* **TEXT PROVIDED**
   Because the Defense Department uses at least nine different systems for managing inventory, it cannot accurately determine the expiration rate of most older suits used by the Air Force and Army. The suits can be used in a contaminated environment for up to 14 years from the date of manufacture; after that, testing has shown, they become ineffective.
   GAO says that it is critical to know the date of manufacture so that the expiration date can be determined, however, the Defense Logistics Agency, which purchased the suits, was unable to locate most of the procurement records. Also, many inventory systems used to locate expired suits in specific depots do not record equipment expiration dates, the manufacturers' contract or lot numbers.
   The Army has assumed an annual 20 percent expiration rate through Fiscal Year 2005 and expects that all of its suits will expire by then. In June 2001, the Navy estimated that of the 178,000 suits it had on hand, only about 61,000 were serviceable and the rest had passed their expiration date.
   The GAO review showed the most severe shortage among 19 Military Sealift Command ships which help sustain deployed U.S. forces. Additional problems were found in 48 ships in the Atlantic and Pacific fleets. The ships reported that because they were missing one or more components, they could not provide a complete ensemble for a single crewmember.

* **EXERCISE BRIEF**
Can you summarize the text on military suit inventories above in two sentences?

* **DATASET EXCERPTS**
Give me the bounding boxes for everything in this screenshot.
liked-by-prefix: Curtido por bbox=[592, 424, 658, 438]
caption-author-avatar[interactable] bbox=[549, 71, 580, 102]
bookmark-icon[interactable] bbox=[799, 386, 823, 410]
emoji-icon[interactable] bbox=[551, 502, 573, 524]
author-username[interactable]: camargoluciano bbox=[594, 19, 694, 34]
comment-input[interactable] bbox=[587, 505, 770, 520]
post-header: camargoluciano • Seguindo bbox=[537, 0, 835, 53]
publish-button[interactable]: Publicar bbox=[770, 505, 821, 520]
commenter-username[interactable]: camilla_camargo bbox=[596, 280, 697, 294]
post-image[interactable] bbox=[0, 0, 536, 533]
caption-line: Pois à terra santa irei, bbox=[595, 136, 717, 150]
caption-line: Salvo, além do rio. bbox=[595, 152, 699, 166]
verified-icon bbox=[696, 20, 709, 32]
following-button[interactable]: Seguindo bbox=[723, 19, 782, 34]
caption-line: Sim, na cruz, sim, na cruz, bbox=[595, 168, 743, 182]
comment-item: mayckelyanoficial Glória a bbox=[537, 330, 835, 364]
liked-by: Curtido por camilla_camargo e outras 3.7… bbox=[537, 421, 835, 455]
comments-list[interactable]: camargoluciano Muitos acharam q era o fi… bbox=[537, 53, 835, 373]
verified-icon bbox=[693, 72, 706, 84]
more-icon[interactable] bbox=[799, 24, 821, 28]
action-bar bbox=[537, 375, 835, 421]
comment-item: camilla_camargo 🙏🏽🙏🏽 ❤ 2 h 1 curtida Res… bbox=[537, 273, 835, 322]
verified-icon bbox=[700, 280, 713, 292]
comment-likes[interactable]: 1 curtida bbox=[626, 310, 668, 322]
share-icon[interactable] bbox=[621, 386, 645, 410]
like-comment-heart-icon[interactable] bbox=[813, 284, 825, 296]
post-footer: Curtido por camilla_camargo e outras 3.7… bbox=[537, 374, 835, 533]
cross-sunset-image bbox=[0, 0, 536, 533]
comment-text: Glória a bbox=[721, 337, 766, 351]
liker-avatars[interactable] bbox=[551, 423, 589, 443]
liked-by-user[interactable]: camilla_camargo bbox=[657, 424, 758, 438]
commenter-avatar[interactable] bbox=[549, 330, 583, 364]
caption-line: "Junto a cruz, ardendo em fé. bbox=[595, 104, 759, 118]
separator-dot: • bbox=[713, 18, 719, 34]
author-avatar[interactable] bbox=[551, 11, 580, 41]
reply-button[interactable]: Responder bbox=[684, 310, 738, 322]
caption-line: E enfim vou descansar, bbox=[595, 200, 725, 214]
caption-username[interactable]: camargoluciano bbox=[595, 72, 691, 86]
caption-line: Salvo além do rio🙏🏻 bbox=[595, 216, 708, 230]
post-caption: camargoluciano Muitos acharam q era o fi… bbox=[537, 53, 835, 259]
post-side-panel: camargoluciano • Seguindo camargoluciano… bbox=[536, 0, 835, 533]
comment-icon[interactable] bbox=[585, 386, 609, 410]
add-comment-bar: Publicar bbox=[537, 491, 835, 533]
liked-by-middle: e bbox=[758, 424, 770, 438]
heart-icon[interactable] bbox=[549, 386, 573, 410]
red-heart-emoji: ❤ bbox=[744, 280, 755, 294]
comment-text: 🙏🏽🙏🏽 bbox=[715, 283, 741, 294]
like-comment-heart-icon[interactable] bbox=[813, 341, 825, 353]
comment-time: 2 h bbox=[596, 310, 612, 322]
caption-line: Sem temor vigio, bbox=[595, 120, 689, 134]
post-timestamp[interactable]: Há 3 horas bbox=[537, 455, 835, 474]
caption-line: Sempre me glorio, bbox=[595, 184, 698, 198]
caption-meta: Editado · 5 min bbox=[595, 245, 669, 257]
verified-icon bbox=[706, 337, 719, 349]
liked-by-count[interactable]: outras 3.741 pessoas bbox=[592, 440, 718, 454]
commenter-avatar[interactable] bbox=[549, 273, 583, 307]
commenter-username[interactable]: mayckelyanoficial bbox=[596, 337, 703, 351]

* **ANSWER BELOW**
The Defense Department uses at least nine inventory systems, and most procurement records could not be located, so it cannot accurately determine the expiration rate of most older Air Force and Army suits, which become ineffective 14 years after manufacture. The Army expects all of its suits to expire by Fiscal Year 2005, the Navy estimated in June 2001 that only about 61,000 of its 178,000 suits were serviceable, and GAO found the most severe shortage among 19 Military Sealift Command ships, with further problems in 48 ships in the Atlantic and Pacific fleets.